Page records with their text

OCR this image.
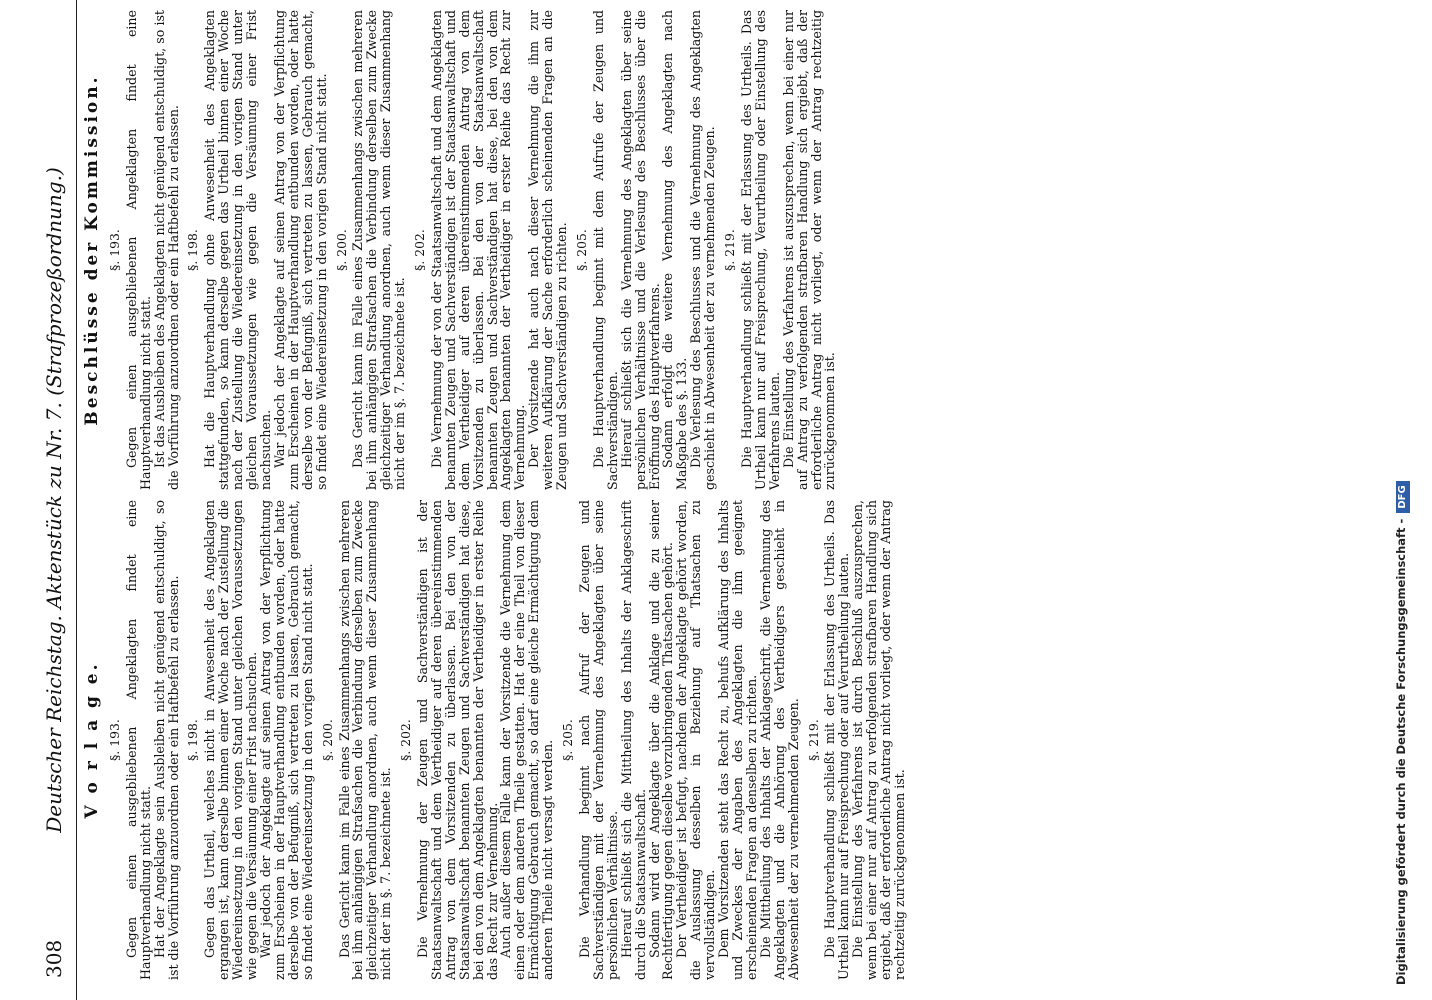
308
Deutscher Reichstag. Aktenstück zu Nr. 7. (Strafprozeßordnung.) V o r l a g e. §. 193. Gegen einen ausgebliebenen Angeklagten findet eine Hauptverhandlung nicht statt.

Hat der Angeklagte sein Ausbleiben nicht genügend entschuldigt, so ist die Vorführung anzuordnen oder ein Haftbefehl zu erlassen. §. 198. Gegen das Urtheil, welches nicht in Anwesenheit des Angeklagten ergangen ist, kann derselbe binnen einer Woche nach der Zustellung die Wiedereinsetzung in den vorigen Stand unter gleichen Voraussetzungen wie gegen die Versäumung einer Frist nachsuchen.

War jedoch der Angeklagte auf seinen Antrag von der Verpflichtung zum Erscheinen in der Hauptverhandlung entbunden worden, oder hatte derselbe von der Befugniß, sich vertreten zu lassen, Gebrauch gemacht, so findet eine Wiedereinsetzung in den vorigen Stand nicht statt. §. 200. Das Gericht kann im Falle eines Zusammenhangs zwischen mehreren bei ihm anhängigen Strafsachen die Verbindung derselben zum Zwecke gleichzeitiger Verhandlung anordnen, auch wenn dieser Zusammenhang nicht der im §. 7. bezeichnete ist.

§. 202. Die Vernehmung der Zeugen und Sachverständigen ist der Staatsanwaltschaft und dem Vertheidiger auf deren übereinstimmenden Antrag von dem Vorsitzenden zu überlassen. Bei den von der Staatsanwaltschaft benannten Zeugen und Sachverständigen hat diese, bei den von dem Angeklagten benannten der Vertheidiger in erster Reihe das Recht zur Vernehmung.

Auch außer diesem Falle kann der Vorsitzende die Vernehmung dem einen oder dem anderen Theile gestatten. Hat der eine Theil von dieser Ermächtigung Gebrauch gemacht, so darf eine gleiche Ermächtigung dem anderen Theile nicht versagt werden. §. 205. Die Verhandlung beginnt nach Aufruf der Zeugen und Sachverständigen mit der Vernehmung des Angeklagten über seine persönlichen Verhältnisse.

Hierauf schließt sich die Mittheilung des Inhalts der Anklageschrift durch die Staatsanwaltschaft.

Sodann wird der Angeklagte über die Anklage und die zu seiner Rechtfertigung gegen dieselbe vorzubringenden Thatsachen gehört.

Der Vertheidiger ist befugt, nachdem der Angeklagte gehört worden, die Auslassung desselben in Beziehung auf Thatsachen zu vervollständigen.

Dem Vorsitzenden steht das Recht zu, behufs Aufklärung des Inhalts und Zweckes der Angaben des Angeklagten die ihm geeignet erscheinenden Fragen an denselben zu richten.

Die Mittheilung des Inhalts der Anklageschrift, die Vernehmung des Angeklagten und die Anhörung des Vertheidigers geschieht in Abwesenheit der zu vernehmenden Zeugen. §. 219. Die Hauptverhandlung schließt mit der Erlassung des Urtheils. Das Urtheil kann nur auf Freisprechung oder auf Verurtheilung lauten.

Die Einstellung des Verfahrens ist durch Beschluß auszusprechen, wenn bei einer nur auf Antrag zu verfolgenden strafbaren Handlung sich ergiebt, daß der erforderliche Antrag nicht vorliegt, oder wenn der Antrag rechtzeitig zurückgenommen ist.

Beschlüsse der Kommission. §. 193. Gegen einen ausgebliebenen Angeklagten findet eine Hauptverhandlung nicht statt.

Ist das Ausbleiben des Angeklagten nicht genügend entschuldigt, so ist die Vorführung anzuordnen oder ein Haftbefehl zu erlassen. §. 198. Hat die Hauptverhandlung ohne Anwesenheit des Angeklagten stattgefunden, so kann derselbe gegen das Urtheil binnen einer Woche nach der Zustellung die Wiedereinsetzung in den vorigen Stand unter gleichen Voraussetzungen wie gegen die Versäumung einer Frist nachsuchen.

War jedoch der Angeklagte auf seinen Antrag von der Verpflichtung zum Erscheinen in der Hauptverhandlung entbunden worden, oder hatte derselbe von der Befugniß, sich vertreten zu lassen, Gebrauch gemacht, so findet eine Wiedereinsetzung in den vorigen Stand nicht statt. §. 200. Das Gericht kann im Falle eines Zusammenhangs zwischen mehreren bei ihm anhängigen Strafsachen die Verbindung derselben zum Zwecke gleichzeitiger Verhandlung anordnen, auch wenn dieser Zusammenhang nicht der im §. 7. bezeichnete ist.

§. 202. Die Vernehmung der von der Staatsanwaltschaft und dem Angeklagten benannten Zeugen und Sachverständigen ist der Staatsanwaltschaft und dem Vertheidiger auf deren übereinstimmenden Antrag von dem Vorsitzenden zu überlassen. Bei den von der Staatsanwaltschaft benannten Zeugen und Sachverständigen hat diese, bei den von dem Angeklagten benannten der Vertheidiger in erster Reihe das Recht zur Vernehmung.

Der Vorsitzende hat auch nach dieser Vernehmung die ihm zur weiteren Aufklärung der Sache erforderlich scheinenden Fragen an die Zeugen und Sachverständigen zu richten. §. 205. Die Hauptverhandlung beginnt mit dem Aufrufe der Zeugen und Sachverständigen.

Hierauf schließt sich die Vernehmung des Angeklagten über seine persönlichen Verhältnisse und die Verlesung des Beschlusses über die Eröffnung des Hauptverfahrens.

Sodann erfolgt die weitere Vernehmung des Angeklagten nach Maßgabe des §. 133.

Die Verlesung des Beschlusses und die Vernehmung des Angeklagten geschieht in Abwesenheit der zu vernehmenden Zeugen. §. 219. Die Hauptverhandlung schließt mit der Erlassung des Urtheils. Das Urtheil kann nur auf Freisprechung, Verurtheilung oder Einstellung des Verfahrens lauten.

Die Einstellung des Verfahrens ist auszusprechen, wenn bei einer nur auf Antrag zu verfolgenden strafbaren Handlung sich ergiebt, daß der erforderliche Antrag nicht vorliegt, oder wenn der Antrag rechtzeitig zurückgenommen ist.

Digitalisierung gefördert durch die Deutsche Forschungsgemeinschaft -DFG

Try it
For each line above that contains the word "persönlichen", copy that line.

Answer for the task
Auch außer diesem Falle kann der Vorsitzende die Vernehmung dem einen oder dem anderen Theile gestatten. Hat der eine Theil von dieser Ermächtigung Gebrauch gemacht, so darf eine gleiche Ermächtigung dem anderen Theile nicht versagt werden. §. 205. Die Verhandlung beginnt nach Aufruf der Zeugen und Sachverständigen mit der Vernehmung des Angeklagten über seine persönlichen Verhältnisse.
Hierauf schließt sich die Vernehmung des Angeklagten über seine persönlichen Verhältnisse und die Verlesung des Beschlusses über die Eröffnung des Hauptverfahrens.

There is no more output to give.